TASK DIRECTIONS – Each line that holds the word "TILAPIA" counts once; give the total for the records below and nothing else.

(A block of data)
******

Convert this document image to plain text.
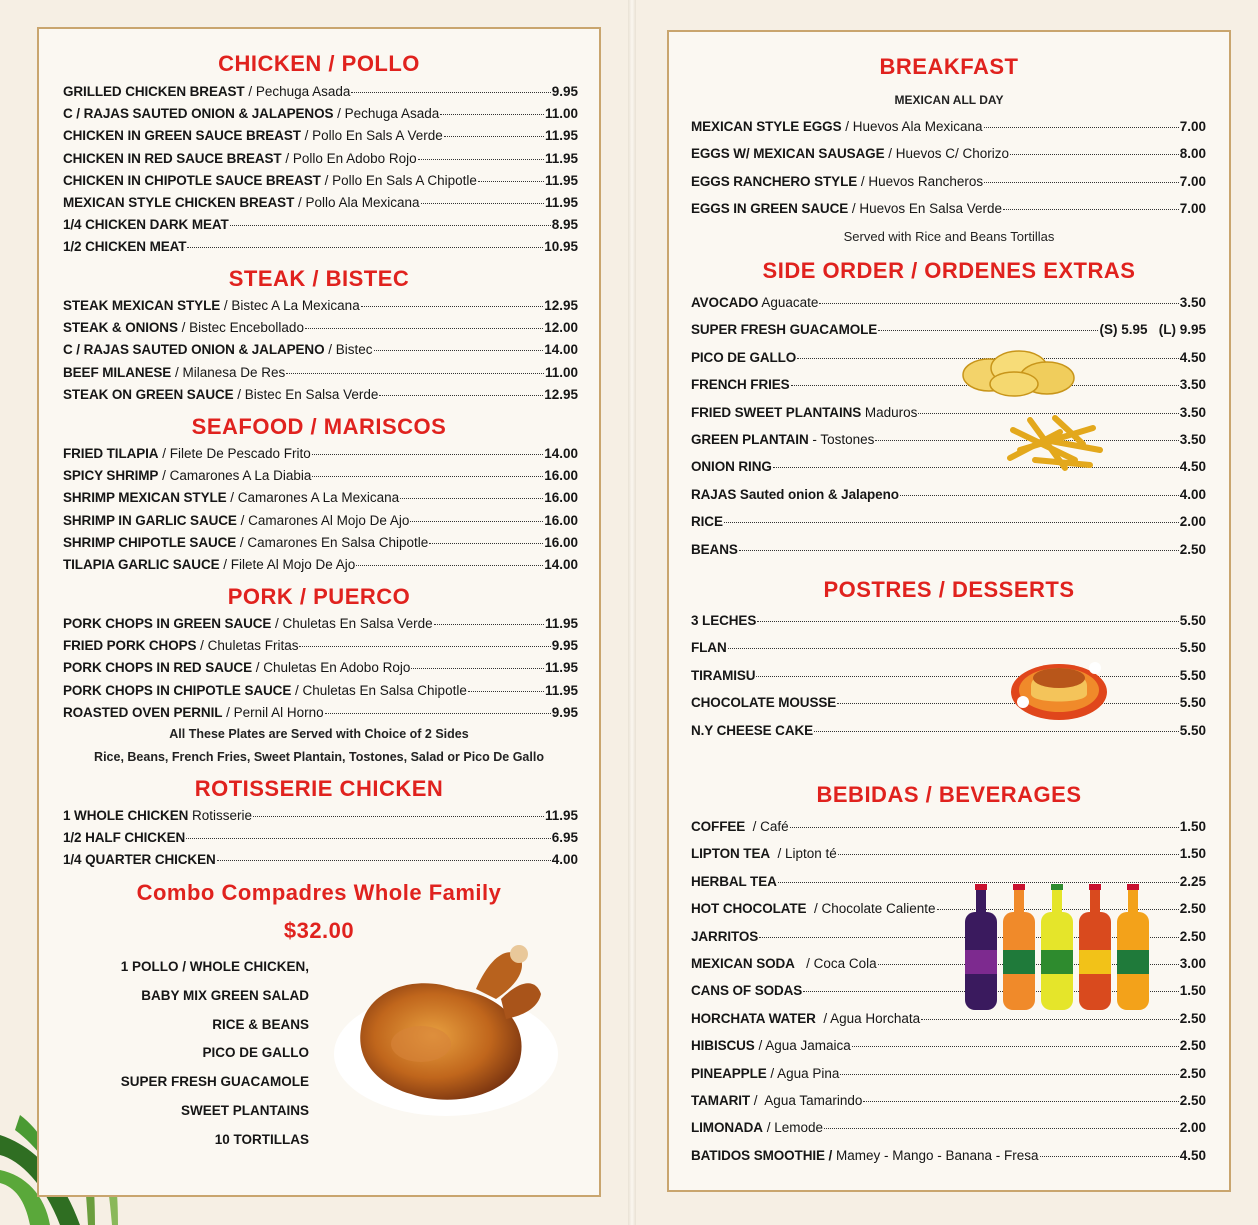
CHICKEN / POLLO
GRILLED CHICKEN BREAST / Pechuga Asada	9.95
C / RAJAS SAUTED ONION & JALAPENOS / Pechuga Asada	11.00
CHICKEN IN GREEN SAUCE BREAST / Pollo En Sals A Verde	11.95
CHICKEN IN RED SAUCE BREAST / Pollo En Adobo Rojo	11.95
CHICKEN IN CHIPOTLE SAUCE BREAST / Pollo En Sals A Chipotle	11.95
MEXICAN STYLE CHICKEN BREAST / Pollo Ala Mexicana	11.95
1/4 CHICKEN DARK MEAT	8.95
1/2 CHICKEN MEAT	10.95
STEAK / BISTEC
STEAK MEXICAN STYLE / Bistec A La Mexicana	12.95
STEAK & ONIONS / Bistec Encebollado	12.00
C / RAJAS SAUTED ONION & JALAPENO / Bistec	14.00
BEEF MILANESE / Milanesa De Res	11.00
STEAK ON GREEN SAUCE / Bistec En Salsa Verde	12.95
SEAFOOD / MARISCOS
FRIED TILAPIA / Filete De Pescado Frito	14.00
SPICY SHRIMP / Camarones A La Diabia	16.00
SHRIMP MEXICAN STYLE / Camarones A La Mexicana	16.00
SHRIMP IN GARLIC SAUCE / Camarones Al Mojo De Ajo	16.00
SHRIMP CHIPOTLE SAUCE / Camarones En Salsa Chipotle	16.00
TILAPIA GARLIC SAUCE / Filete Al Mojo De Ajo	14.00
PORK / PUERCO
PORK CHOPS IN GREEN SAUCE / Chuletas En Salsa Verde	11.95
FRIED PORK CHOPS / Chuletas Fritas	9.95
PORK CHOPS IN RED SAUCE / Chuletas En Adobo Rojo	11.95
PORK CHOPS IN CHIPOTLE SAUCE / Chuletas En Salsa Chipotle	11.95
ROASTED OVEN PERNIL / Pernil Al Horno	9.95

All These Plates are Served with Choice of 2 Sides

Rice, Beans, French Fries, Sweet Plantain, Tostones, Salad or Pico De Gallo

ROTISSERIE CHICKEN
1 WHOLE CHICKEN Rotisserie	11.95
1/2 HALF CHICKEN	6.95
1/4 QUARTER CHICKEN	4.00
Combo Compadres Whole Family
$32.00
1 POLLO / WHOLE CHICKEN,
BABY MIX GREEN SALAD
RICE & BEANS
PICO DE GALLO
SUPER FRESH GUACAMOLE
SWEET PLANTAINS
10 TORTILLAS
BREAKFAST

MEXICAN ALL DAY

MEXICAN STYLE EGGS / Huevos Ala Mexicana	7.00
EGGS W/ MEXICAN SAUSAGE / Huevos C/ Chorizo	8.00
EGGS RANCHERO STYLE / Huevos Rancheros	7.00
EGGS IN GREEN SAUCE / Huevos En Salsa Verde	7.00

Served with Rice and Beans Tortillas

SIDE ORDER / ORDENES EXTRAS
AVOCADO Aguacate	3.50
SUPER FRESH GUACAMOLE	(S) 5.95   (L) 9.95
PICO DE GALLO	4.50
FRENCH FRIES	3.50
FRIED SWEET PLANTAINS Maduros	3.50
GREEN PLANTAIN - Tostones	3.50
ONION RING	4.50
RAJAS Sauted onion & Jalapeno	4.00
RICE	2.00
BEANS	2.50
POSTRES / DESSERTS
3 LECHES	5.50
FLAN	5.50
TIRAMISU	5.50
CHOCOLATE MOUSSE	5.50
N.Y CHEESE CAKE	5.50
BEBIDAS / BEVERAGES
COFFEE / Café	1.50
LIPTON TEA / Lipton té	1.50
HERBAL TEA	2.25
HOT CHOCOLATE / Chocolate Caliente	2.50
JARRITOS	2.50
MEXICAN SODA / Coca Cola	3.00
CANS OF SODAS	1.50
HORCHATA WATER / Agua Horchata	2.50
HIBISCUS / Agua Jamaica	2.50
PINEAPPLE / Agua Pina	2.50
TAMARIT /  Agua Tamarindo	2.50
LIMONADA / Lemode	2.00
BATIDOS SMOOTHIE / Mamey - Mango - Banana - Fresa	4.50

******

EXPECTED ANSWER – 2